◆ **Provided entries**

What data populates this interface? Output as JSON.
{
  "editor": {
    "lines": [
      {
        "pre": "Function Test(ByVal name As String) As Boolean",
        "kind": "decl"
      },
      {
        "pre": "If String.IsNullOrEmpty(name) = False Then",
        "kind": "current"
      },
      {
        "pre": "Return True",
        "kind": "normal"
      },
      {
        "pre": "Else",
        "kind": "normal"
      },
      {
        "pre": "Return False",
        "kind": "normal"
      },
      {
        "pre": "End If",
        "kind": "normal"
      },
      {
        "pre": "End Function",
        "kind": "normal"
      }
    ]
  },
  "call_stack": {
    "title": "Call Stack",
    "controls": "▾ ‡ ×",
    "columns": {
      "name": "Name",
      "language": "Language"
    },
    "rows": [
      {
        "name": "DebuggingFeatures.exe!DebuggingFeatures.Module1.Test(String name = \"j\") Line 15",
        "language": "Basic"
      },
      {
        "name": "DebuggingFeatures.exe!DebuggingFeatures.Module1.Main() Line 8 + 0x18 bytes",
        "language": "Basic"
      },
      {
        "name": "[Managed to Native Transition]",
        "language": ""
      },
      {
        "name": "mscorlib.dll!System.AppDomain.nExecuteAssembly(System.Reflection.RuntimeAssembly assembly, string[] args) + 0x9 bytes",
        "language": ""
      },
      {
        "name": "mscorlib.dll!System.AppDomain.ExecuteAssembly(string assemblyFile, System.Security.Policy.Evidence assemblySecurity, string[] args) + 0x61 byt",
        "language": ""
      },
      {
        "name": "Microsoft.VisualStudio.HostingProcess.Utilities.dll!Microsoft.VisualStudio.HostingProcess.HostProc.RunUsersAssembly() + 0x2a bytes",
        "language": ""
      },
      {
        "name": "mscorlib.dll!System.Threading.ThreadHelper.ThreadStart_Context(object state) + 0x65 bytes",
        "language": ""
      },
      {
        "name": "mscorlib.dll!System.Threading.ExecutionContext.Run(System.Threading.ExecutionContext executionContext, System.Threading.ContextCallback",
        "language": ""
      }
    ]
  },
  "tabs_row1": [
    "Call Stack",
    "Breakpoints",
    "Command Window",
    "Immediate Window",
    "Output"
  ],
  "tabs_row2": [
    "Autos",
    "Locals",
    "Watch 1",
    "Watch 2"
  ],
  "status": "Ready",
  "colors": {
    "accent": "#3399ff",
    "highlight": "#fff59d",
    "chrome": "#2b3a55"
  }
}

* * *

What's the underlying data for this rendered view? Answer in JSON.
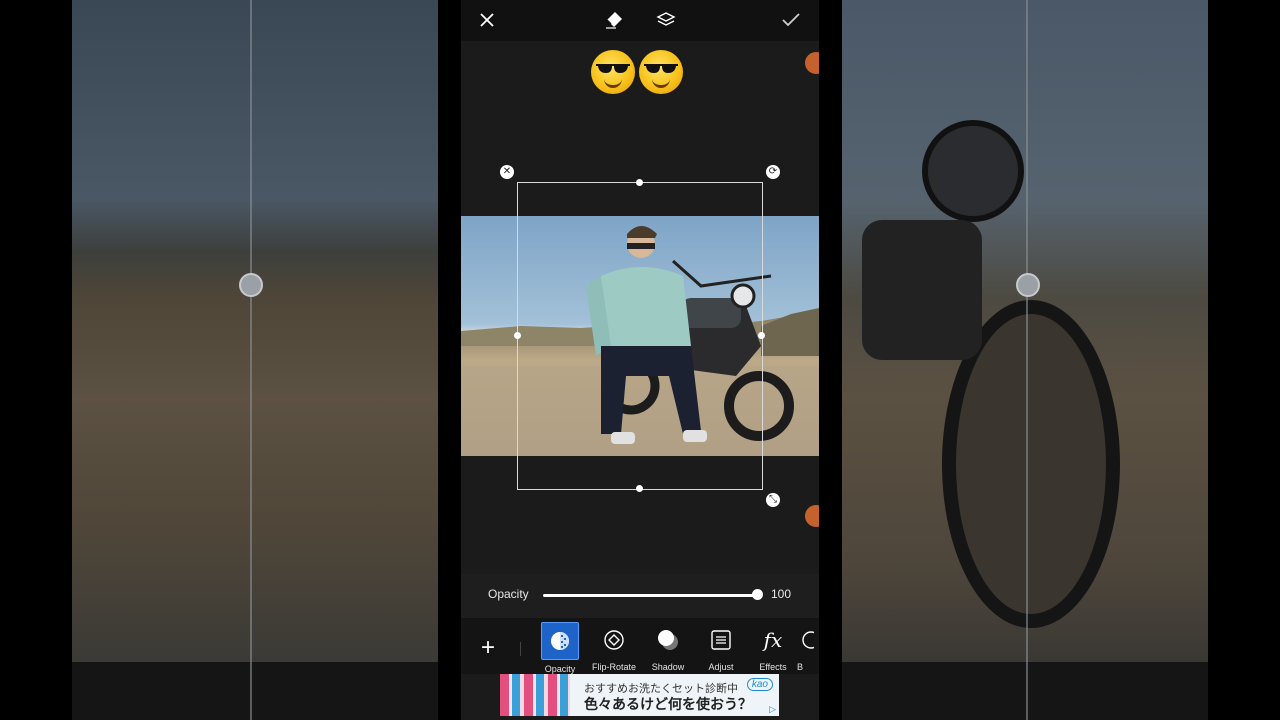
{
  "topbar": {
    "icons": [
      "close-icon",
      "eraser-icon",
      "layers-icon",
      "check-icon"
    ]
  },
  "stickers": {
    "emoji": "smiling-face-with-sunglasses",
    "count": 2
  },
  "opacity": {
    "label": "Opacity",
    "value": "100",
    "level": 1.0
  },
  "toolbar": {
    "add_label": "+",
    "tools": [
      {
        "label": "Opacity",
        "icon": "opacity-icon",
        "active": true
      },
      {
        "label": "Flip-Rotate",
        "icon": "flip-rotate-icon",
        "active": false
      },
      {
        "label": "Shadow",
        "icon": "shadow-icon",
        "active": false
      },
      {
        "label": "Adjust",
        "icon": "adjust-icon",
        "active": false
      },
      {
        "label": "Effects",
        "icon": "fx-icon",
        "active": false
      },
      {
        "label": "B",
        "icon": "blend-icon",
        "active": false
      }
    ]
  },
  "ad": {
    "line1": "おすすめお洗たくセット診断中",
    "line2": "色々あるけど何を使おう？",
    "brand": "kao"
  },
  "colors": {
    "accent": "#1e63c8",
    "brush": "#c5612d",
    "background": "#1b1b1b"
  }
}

◆ **Instruction**
Go through the lines above. Select every one that has the string "Output".

◆ **Solution to this task**
What data populates this interface? Output as JSON.
    "Output"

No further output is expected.